begin
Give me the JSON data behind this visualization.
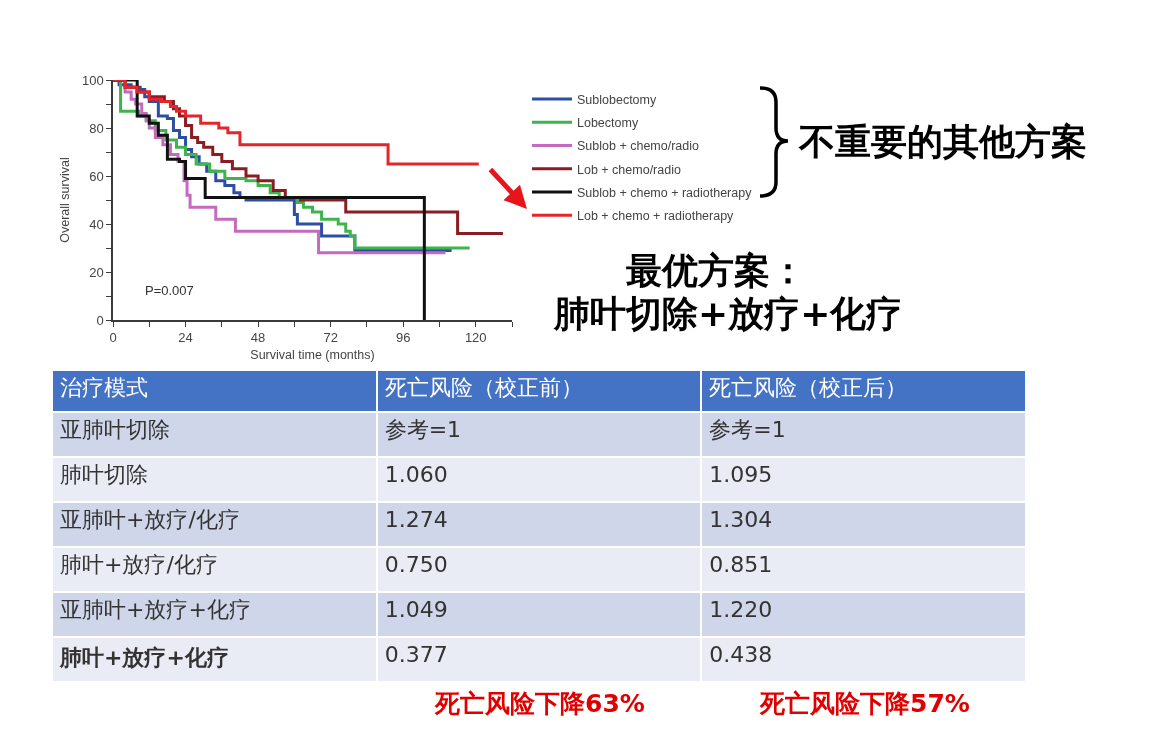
{
  "chart_data": [
    {
      "type": "step",
      "xlabel": "Survival time (months)",
      "ylabel": "Overall survival",
      "xlim": [
        0,
        132
      ],
      "ylim": [
        0,
        100
      ],
      "xticks": [
        0,
        {
          "value": 12,
          "label": null
        },
        24,
        {
          "value": 36,
          "label": null
        },
        48,
        {
          "value": 60,
          "label": null
        },
        72,
        {
          "value": 84,
          "label": null
        },
        96,
        {
          "value": 108,
          "label": null
        },
        120,
        {
          "value": 132,
          "label": null
        }
      ],
      "yticks": [
        0,
        {
          "value": 10,
          "label": null
        },
        20,
        {
          "value": 30,
          "label": null
        },
        40,
        {
          "value": 50,
          "label": null
        },
        60,
        {
          "value": 70,
          "label": null
        },
        80,
        {
          "value": 90,
          "label": null
        },
        100
      ],
      "legend": "right",
      "series": [
        {
          "name": "Sublobectomy",
          "color": "#2c4ea3",
          "x": [
            0,
            2,
            6,
            9,
            10.5,
            12,
            15,
            18,
            20,
            22,
            24,
            26,
            28.5,
            31,
            34,
            37,
            40,
            42,
            44,
            60,
            61,
            69,
            80,
            112
          ],
          "values": [
            100,
            98,
            97,
            96,
            93,
            91,
            85,
            84,
            79,
            76,
            71,
            68,
            65,
            62,
            58,
            56,
            53,
            51,
            50,
            44,
            40,
            35,
            29,
            29
          ]
        },
        {
          "name": "Lobectomy",
          "color": "#3db54a",
          "x": [
            0,
            2.5,
            8.5,
            11,
            14,
            17.5,
            21,
            24,
            27.5,
            32,
            37,
            44,
            48,
            52,
            55,
            61,
            63,
            66,
            69,
            74.5,
            77,
            78.5,
            80,
            118
          ],
          "values": [
            100,
            87,
            85,
            83,
            79,
            75,
            72,
            69,
            65,
            62,
            59,
            58,
            56,
            53,
            51,
            49,
            47,
            45,
            42,
            40,
            37,
            35,
            30,
            30
          ]
        },
        {
          "name": "Sublob + chemo/radio",
          "color": "#c46bbf",
          "x": [
            0,
            4,
            6,
            7.5,
            9.5,
            11,
            12,
            14,
            16.5,
            19,
            21.5,
            23.5,
            24.5,
            25.5,
            34,
            40.5,
            68,
            110
          ],
          "values": [
            100,
            95,
            92,
            90,
            86,
            83,
            80,
            76,
            73,
            69,
            66,
            58,
            52,
            47,
            42,
            37,
            28,
            28
          ]
        },
        {
          "name": "Lob + chemo/radio",
          "color": "#8b1c24",
          "x": [
            0,
            4,
            8,
            12,
            17,
            20,
            22,
            24,
            26,
            28,
            30,
            33,
            36,
            39.5,
            44,
            48,
            53,
            57,
            62,
            77,
            114,
            129
          ],
          "values": [
            100,
            97,
            95,
            93,
            91,
            88,
            85,
            81,
            76,
            74,
            72,
            69,
            66,
            63,
            60,
            58,
            54,
            51,
            50,
            45,
            36,
            36
          ]
        },
        {
          "name": "Sublob + chemo + radiotherapy",
          "color": "#111111",
          "x": [
            0,
            8,
            12,
            15,
            18,
            22,
            24,
            30.5,
            103
          ],
          "values": [
            100,
            85,
            82,
            77,
            67,
            66,
            59,
            51,
            0
          ]
        },
        {
          "name": "Lob + chemo + radiotherapy",
          "color": "#e4262a",
          "x": [
            0,
            4,
            8,
            12,
            16,
            19,
            21,
            24,
            29,
            35,
            38,
            42,
            91,
            121
          ],
          "values": [
            100,
            97,
            95,
            92,
            91,
            89,
            87,
            85,
            82,
            80,
            78,
            73,
            65,
            65
          ]
        }
      ],
      "annotations": [
        "P=0.007",
        "不重要的其他方案",
        "最优方案：",
        "肺叶切除+放疗+化疗"
      ]
    },
    {
      "type": "other",
      "ylabel": "治疗模式",
      "categories": [
        "死亡风险（校正前）",
        "死亡风险（校正后）"
      ],
      "y_categories": [
        "亚肺叶切除",
        "肺叶切除",
        "亚肺叶+放疗/化疗",
        "肺叶+放疗/化疗",
        "亚肺叶+放疗+化疗",
        "肺叶+放疗+化疗"
      ],
      "cell_labels": [
        [
          "参考=1",
          "参考=1"
        ],
        [
          "1.060",
          "1.095"
        ],
        [
          "1.274",
          "1.304"
        ],
        [
          "0.750",
          "0.851"
        ],
        [
          "1.049",
          "1.220"
        ],
        [
          "0.377",
          "0.438"
        ]
      ],
      "annotations": [
        "死亡风险下降63%",
        "死亡风险下降57%"
      ]
    }
  ]
}
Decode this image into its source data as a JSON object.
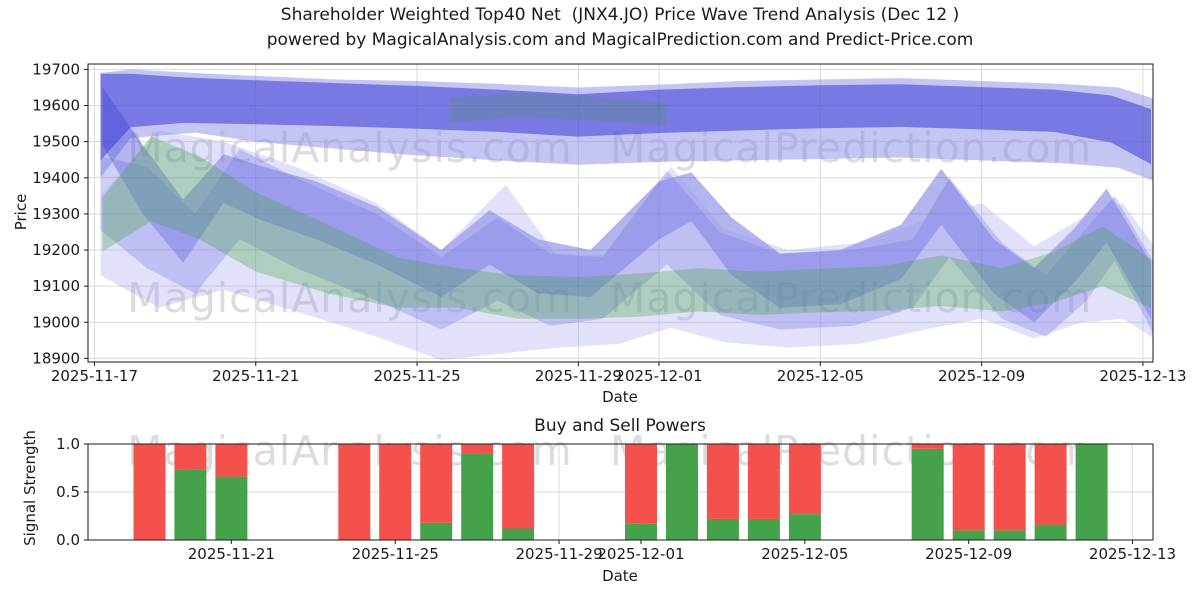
{
  "title": {
    "line1": "Shareholder Weighted Top40 Net  (JNX4.JO) Price Wave Trend Analysis (Dec 12 )",
    "line2": "powered by MagicalAnalysis.com and MagicalPrediction.com and Predict-Price.com"
  },
  "watermarks": {
    "left": "MagicalAnalysis.com",
    "right": "MagicalPrediction.com"
  },
  "colors": {
    "bar_red": "#f4514d",
    "bar_green": "#46a14b",
    "grid": "#d9d9d9",
    "spine": "#1a1a1a",
    "tick_text": "#1a1a1a"
  },
  "chart_data": [
    {
      "type": "area",
      "name": "price-wave-trend",
      "xlabel": "Date",
      "ylabel": "Price",
      "x_epoch": "2025-11-17",
      "xlim_days": [
        -0.16,
        26.25
      ],
      "ylim": [
        18890,
        19715
      ],
      "grid": true,
      "xticks": [
        {
          "d": 0,
          "label": "2025-11-17"
        },
        {
          "d": 4,
          "label": "2025-11-21"
        },
        {
          "d": 8,
          "label": "2025-11-25"
        },
        {
          "d": 12,
          "label": "2025-11-29"
        },
        {
          "d": 14,
          "label": "2025-12-01"
        },
        {
          "d": 18,
          "label": "2025-12-05"
        },
        {
          "d": 22,
          "label": "2025-12-09"
        },
        {
          "d": 26,
          "label": "2025-12-13"
        }
      ],
      "yticks": [
        {
          "v": 18900,
          "label": "18900"
        },
        {
          "v": 19000,
          "label": "19000"
        },
        {
          "v": 19100,
          "label": "19100"
        },
        {
          "v": 19200,
          "label": "19200"
        },
        {
          "v": 19300,
          "label": "19300"
        },
        {
          "v": 19400,
          "label": "19400"
        },
        {
          "v": 19500,
          "label": "19500"
        },
        {
          "v": 19600,
          "label": "19600"
        },
        {
          "v": 19700,
          "label": "19700"
        }
      ],
      "bands": [
        {
          "name": "outer-light-upper",
          "color": "#8c8cea",
          "opacity": 0.5,
          "points": [
            [
              0.15,
              19400,
              19690
            ],
            [
              0.9,
              19510,
              19700
            ],
            [
              2.5,
              19525,
              19690
            ],
            [
              4,
              19500,
              19682
            ],
            [
              6,
              19480,
              19672
            ],
            [
              8,
              19462,
              19668
            ],
            [
              10,
              19448,
              19660
            ],
            [
              12,
              19436,
              19650
            ],
            [
              14,
              19444,
              19658
            ],
            [
              16,
              19448,
              19668
            ],
            [
              18,
              19452,
              19672
            ],
            [
              20,
              19456,
              19676
            ],
            [
              22,
              19448,
              19668
            ],
            [
              24,
              19440,
              19660
            ],
            [
              25.4,
              19428,
              19650
            ],
            [
              26.3,
              19390,
              19618
            ]
          ]
        },
        {
          "name": "upper-dark",
          "color": "#2e2ed2",
          "opacity": 0.5,
          "points": [
            [
              0.15,
              19448,
              19688
            ],
            [
              0.9,
              19540,
              19688
            ],
            [
              2.2,
              19552,
              19678
            ],
            [
              4,
              19548,
              19670
            ],
            [
              6,
              19543,
              19662
            ],
            [
              8,
              19536,
              19654
            ],
            [
              10,
              19527,
              19644
            ],
            [
              12,
              19514,
              19631
            ],
            [
              14,
              19524,
              19644
            ],
            [
              16,
              19531,
              19651
            ],
            [
              18,
              19537,
              19656
            ],
            [
              20,
              19541,
              19659
            ],
            [
              22,
              19534,
              19651
            ],
            [
              23.8,
              19527,
              19644
            ],
            [
              25.2,
              19498,
              19628
            ],
            [
              26.2,
              19438,
              19590
            ]
          ]
        },
        {
          "name": "mid-main",
          "color": "#4343d8",
          "opacity": 0.4,
          "points": [
            [
              0.2,
              19490,
              19650
            ],
            [
              1.2,
              19300,
              19490
            ],
            [
              2.2,
              19165,
              19340
            ],
            [
              3.2,
              19330,
              19465
            ],
            [
              4.2,
              19280,
              19430
            ],
            [
              5.5,
              19230,
              19390
            ],
            [
              7,
              19160,
              19320
            ],
            [
              8.6,
              19070,
              19200
            ],
            [
              9.8,
              19160,
              19310
            ],
            [
              11,
              19080,
              19230
            ],
            [
              12.3,
              19070,
              19200
            ],
            [
              14,
              19230,
              19390
            ],
            [
              14.8,
              19280,
              19415
            ],
            [
              15.8,
              19130,
              19290
            ],
            [
              17,
              19040,
              19190
            ],
            [
              18.5,
              19050,
              19200
            ],
            [
              20,
              19120,
              19270
            ],
            [
              21,
              19270,
              19425
            ],
            [
              22.3,
              19080,
              19230
            ],
            [
              23.3,
              19000,
              19150
            ],
            [
              24.3,
              19110,
              19260
            ],
            [
              25.1,
              19220,
              19370
            ],
            [
              26.2,
              19010,
              19165
            ]
          ]
        },
        {
          "name": "mid-secondary",
          "color": "#6a6ae2",
          "opacity": 0.32,
          "points": [
            [
              0.15,
              19255,
              19460
            ],
            [
              1.3,
              19150,
              19430
            ],
            [
              2.5,
              19080,
              19300
            ],
            [
              3.6,
              19230,
              19480
            ],
            [
              5,
              19150,
              19400
            ],
            [
              7,
              19060,
              19300
            ],
            [
              8.6,
              18980,
              19180
            ],
            [
              10,
              19060,
              19290
            ],
            [
              11.3,
              18990,
              19190
            ],
            [
              12.6,
              19010,
              19180
            ],
            [
              14.2,
              19160,
              19420
            ],
            [
              15.5,
              19020,
              19250
            ],
            [
              17,
              18980,
              19190
            ],
            [
              18.8,
              18990,
              19200
            ],
            [
              20.3,
              19040,
              19230
            ],
            [
              21.2,
              19180,
              19400
            ],
            [
              22.5,
              19010,
              19220
            ],
            [
              23.6,
              18960,
              19130
            ],
            [
              24.6,
              19060,
              19260
            ],
            [
              25.3,
              19170,
              19350
            ],
            [
              26.3,
              18960,
              19160
            ]
          ]
        },
        {
          "name": "outer-light-lower",
          "color": "#9b9bf0",
          "opacity": 0.3,
          "points": [
            [
              0.15,
              19130,
              19350
            ],
            [
              1.6,
              19040,
              19530
            ],
            [
              3.2,
              19090,
              19500
            ],
            [
              5,
              19030,
              19430
            ],
            [
              7,
              18960,
              19330
            ],
            [
              8.6,
              18895,
              19200
            ],
            [
              10.2,
              18915,
              19380
            ],
            [
              11.5,
              18930,
              19180
            ],
            [
              13,
              18940,
              19190
            ],
            [
              14.3,
              18985,
              19430
            ],
            [
              15.6,
              18945,
              19260
            ],
            [
              17.2,
              18930,
              19200
            ],
            [
              19,
              18940,
              19220
            ],
            [
              20.8,
              18985,
              19290
            ],
            [
              22,
              19010,
              19330
            ],
            [
              23.3,
              18955,
              19210
            ],
            [
              24.5,
              19000,
              19290
            ],
            [
              25.5,
              19010,
              19330
            ],
            [
              26.35,
              18950,
              19200
            ]
          ]
        },
        {
          "name": "green-wave",
          "color": "#3da23d",
          "opacity": 0.3,
          "points": [
            [
              0.2,
              19195,
              19345
            ],
            [
              1.4,
              19280,
              19515
            ],
            [
              2.6,
              19230,
              19460
            ],
            [
              4,
              19140,
              19360
            ],
            [
              5.8,
              19080,
              19270
            ],
            [
              7.5,
              19040,
              19180
            ],
            [
              9,
              19040,
              19150
            ],
            [
              10.5,
              19010,
              19130
            ],
            [
              12,
              19010,
              19125
            ],
            [
              13.5,
              19015,
              19135
            ],
            [
              15,
              19030,
              19150
            ],
            [
              16.5,
              19020,
              19140
            ],
            [
              18,
              19028,
              19148
            ],
            [
              19.5,
              19032,
              19155
            ],
            [
              21,
              19045,
              19185
            ],
            [
              22.5,
              19030,
              19150
            ],
            [
              23.8,
              19055,
              19195
            ],
            [
              25,
              19100,
              19265
            ],
            [
              26.2,
              19040,
              19175
            ]
          ]
        },
        {
          "name": "green-sliver-upper",
          "color": "#3da23d",
          "opacity": 0.2,
          "points": [
            [
              8.8,
              19552,
              19622
            ],
            [
              10.5,
              19568,
              19634
            ],
            [
              12.5,
              19558,
              19624
            ],
            [
              14.2,
              19544,
              19608
            ]
          ]
        }
      ]
    },
    {
      "type": "bar",
      "name": "buy-sell-powers",
      "stacked": true,
      "title": "Buy and Sell Powers",
      "xlabel": "Date",
      "ylabel": "Signal Strength",
      "x_epoch": "2025-11-17",
      "xlim_days": [
        0.5,
        26.5
      ],
      "ylim": [
        0,
        1
      ],
      "grid": true,
      "bar_width_days": 0.78,
      "series": [
        {
          "name": "Sell",
          "color": "#f4514d"
        },
        {
          "name": "Buy",
          "color": "#46a14b"
        }
      ],
      "xticks": [
        {
          "d": 4,
          "label": "2025-11-21"
        },
        {
          "d": 8,
          "label": "2025-11-25"
        },
        {
          "d": 12,
          "label": "2025-11-29"
        },
        {
          "d": 14,
          "label": "2025-12-01"
        },
        {
          "d": 18,
          "label": "2025-12-05"
        },
        {
          "d": 22,
          "label": "2025-12-09"
        },
        {
          "d": 26,
          "label": "2025-12-13"
        }
      ],
      "yticks": [
        {
          "v": 0,
          "label": "0.0"
        },
        {
          "v": 0.5,
          "label": "0.5"
        },
        {
          "v": 1,
          "label": "1.0"
        }
      ],
      "bars": [
        {
          "date": "2025-11-19",
          "d": 2,
          "buy": 0.0,
          "sell": 1.0
        },
        {
          "date": "2025-11-20",
          "d": 3,
          "buy": 0.73,
          "sell": 0.27
        },
        {
          "date": "2025-11-21",
          "d": 4,
          "buy": 0.66,
          "sell": 0.34
        },
        {
          "date": "2025-11-24",
          "d": 7,
          "buy": 0.0,
          "sell": 1.0
        },
        {
          "date": "2025-11-25",
          "d": 8,
          "buy": 0.0,
          "sell": 1.0
        },
        {
          "date": "2025-11-26",
          "d": 9,
          "buy": 0.18,
          "sell": 0.82
        },
        {
          "date": "2025-11-27",
          "d": 10,
          "buy": 0.9,
          "sell": 0.1
        },
        {
          "date": "2025-11-28",
          "d": 11,
          "buy": 0.12,
          "sell": 0.88
        },
        {
          "date": "2025-12-01",
          "d": 14,
          "buy": 0.17,
          "sell": 0.83
        },
        {
          "date": "2025-12-02",
          "d": 15,
          "buy": 1.0,
          "sell": 0.0
        },
        {
          "date": "2025-12-03",
          "d": 16,
          "buy": 0.22,
          "sell": 0.78
        },
        {
          "date": "2025-12-04",
          "d": 17,
          "buy": 0.22,
          "sell": 0.78
        },
        {
          "date": "2025-12-05",
          "d": 18,
          "buy": 0.27,
          "sell": 0.73
        },
        {
          "date": "2025-12-08",
          "d": 21,
          "buy": 0.95,
          "sell": 0.05
        },
        {
          "date": "2025-12-09",
          "d": 22,
          "buy": 0.1,
          "sell": 0.9
        },
        {
          "date": "2025-12-10",
          "d": 23,
          "buy": 0.1,
          "sell": 0.9
        },
        {
          "date": "2025-12-11",
          "d": 24,
          "buy": 0.16,
          "sell": 0.84
        },
        {
          "date": "2025-12-12",
          "d": 25,
          "buy": 1.0,
          "sell": 0.0
        }
      ]
    }
  ]
}
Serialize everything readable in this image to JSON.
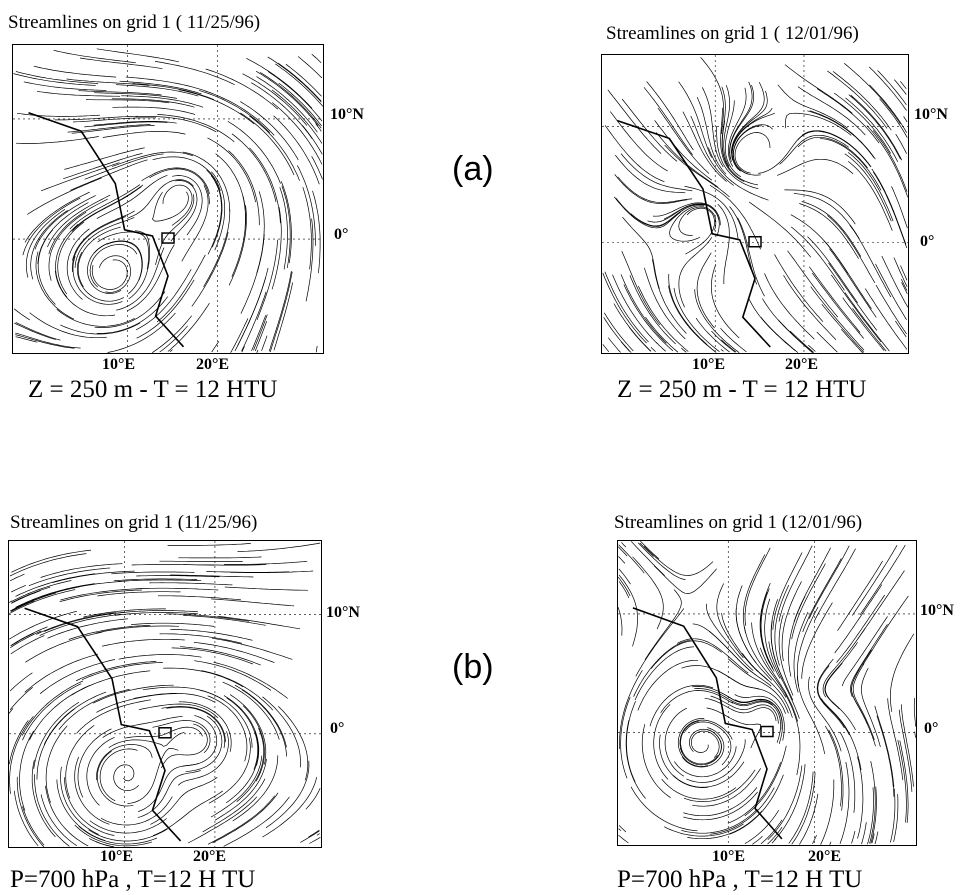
end
▶ **Work to complete**:
Exactly how many lines contain "radiotherapy"? State the number and nothing else.

▶ **Task response**:
2